[WORK TO DO] Lines containing "银行二级资本债" are to be counted. Give the number and nothing more.

[MATERIAL FOR THE TASK]
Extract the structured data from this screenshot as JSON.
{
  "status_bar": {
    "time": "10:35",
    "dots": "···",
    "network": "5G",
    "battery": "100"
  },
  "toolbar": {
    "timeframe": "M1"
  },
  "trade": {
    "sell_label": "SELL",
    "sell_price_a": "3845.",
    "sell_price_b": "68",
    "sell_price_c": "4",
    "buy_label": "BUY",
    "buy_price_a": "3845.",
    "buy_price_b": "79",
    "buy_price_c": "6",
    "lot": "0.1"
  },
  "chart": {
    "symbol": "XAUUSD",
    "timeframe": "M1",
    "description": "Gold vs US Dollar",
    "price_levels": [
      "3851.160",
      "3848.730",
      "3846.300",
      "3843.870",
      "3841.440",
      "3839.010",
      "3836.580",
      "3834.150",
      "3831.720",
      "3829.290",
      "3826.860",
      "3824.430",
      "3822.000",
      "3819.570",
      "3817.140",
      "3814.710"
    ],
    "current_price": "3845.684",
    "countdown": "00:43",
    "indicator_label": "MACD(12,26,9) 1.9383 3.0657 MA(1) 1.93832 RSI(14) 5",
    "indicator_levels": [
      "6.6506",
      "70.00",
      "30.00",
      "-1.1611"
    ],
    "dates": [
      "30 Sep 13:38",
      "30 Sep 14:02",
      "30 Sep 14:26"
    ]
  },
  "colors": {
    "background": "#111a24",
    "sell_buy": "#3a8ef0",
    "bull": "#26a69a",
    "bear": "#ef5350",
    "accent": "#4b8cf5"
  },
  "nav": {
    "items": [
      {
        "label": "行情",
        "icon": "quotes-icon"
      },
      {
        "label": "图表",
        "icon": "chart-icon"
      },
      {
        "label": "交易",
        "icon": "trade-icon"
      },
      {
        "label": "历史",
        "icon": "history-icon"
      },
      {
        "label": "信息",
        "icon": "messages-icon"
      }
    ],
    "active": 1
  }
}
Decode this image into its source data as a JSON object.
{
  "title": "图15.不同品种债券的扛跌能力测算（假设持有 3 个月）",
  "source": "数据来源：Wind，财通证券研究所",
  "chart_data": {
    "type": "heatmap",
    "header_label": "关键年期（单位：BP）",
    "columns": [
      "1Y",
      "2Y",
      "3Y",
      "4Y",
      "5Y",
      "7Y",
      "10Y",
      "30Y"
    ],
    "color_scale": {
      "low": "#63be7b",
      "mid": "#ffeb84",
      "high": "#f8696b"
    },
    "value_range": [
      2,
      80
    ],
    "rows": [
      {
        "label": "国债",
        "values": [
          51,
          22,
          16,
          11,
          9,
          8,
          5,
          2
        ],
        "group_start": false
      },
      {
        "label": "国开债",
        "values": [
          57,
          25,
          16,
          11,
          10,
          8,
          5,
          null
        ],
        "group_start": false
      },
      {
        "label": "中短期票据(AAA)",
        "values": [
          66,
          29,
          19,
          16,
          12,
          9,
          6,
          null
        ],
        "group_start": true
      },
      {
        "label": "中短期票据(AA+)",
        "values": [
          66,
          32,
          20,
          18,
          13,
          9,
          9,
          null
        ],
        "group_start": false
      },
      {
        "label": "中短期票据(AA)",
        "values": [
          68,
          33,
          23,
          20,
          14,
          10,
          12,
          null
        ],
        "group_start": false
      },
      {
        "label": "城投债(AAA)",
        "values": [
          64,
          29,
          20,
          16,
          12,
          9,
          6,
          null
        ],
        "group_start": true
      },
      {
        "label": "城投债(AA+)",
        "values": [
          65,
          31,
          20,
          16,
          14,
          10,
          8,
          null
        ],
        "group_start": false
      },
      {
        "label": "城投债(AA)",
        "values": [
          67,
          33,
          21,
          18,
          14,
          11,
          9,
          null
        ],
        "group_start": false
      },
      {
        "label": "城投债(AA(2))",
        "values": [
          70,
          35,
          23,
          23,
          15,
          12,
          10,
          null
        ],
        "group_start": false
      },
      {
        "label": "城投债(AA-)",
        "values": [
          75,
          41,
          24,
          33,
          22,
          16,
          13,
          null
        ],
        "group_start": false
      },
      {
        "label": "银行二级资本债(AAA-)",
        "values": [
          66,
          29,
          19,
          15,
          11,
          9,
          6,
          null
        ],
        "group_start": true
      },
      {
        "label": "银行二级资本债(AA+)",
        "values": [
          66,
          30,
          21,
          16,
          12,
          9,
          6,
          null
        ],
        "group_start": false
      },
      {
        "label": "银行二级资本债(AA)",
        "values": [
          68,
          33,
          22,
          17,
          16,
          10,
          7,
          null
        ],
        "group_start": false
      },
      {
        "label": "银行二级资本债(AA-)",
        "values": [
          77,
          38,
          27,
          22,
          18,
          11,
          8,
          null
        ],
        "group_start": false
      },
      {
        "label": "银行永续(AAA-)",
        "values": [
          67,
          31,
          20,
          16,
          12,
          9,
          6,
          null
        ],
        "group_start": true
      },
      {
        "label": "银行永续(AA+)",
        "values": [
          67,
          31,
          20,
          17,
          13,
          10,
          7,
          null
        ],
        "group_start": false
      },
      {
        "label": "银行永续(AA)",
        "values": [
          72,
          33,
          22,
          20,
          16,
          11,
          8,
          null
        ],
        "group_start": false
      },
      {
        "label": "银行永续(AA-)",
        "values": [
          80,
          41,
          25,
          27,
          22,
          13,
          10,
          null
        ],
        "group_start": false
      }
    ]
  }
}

[RESULT OF THIS TASK] 4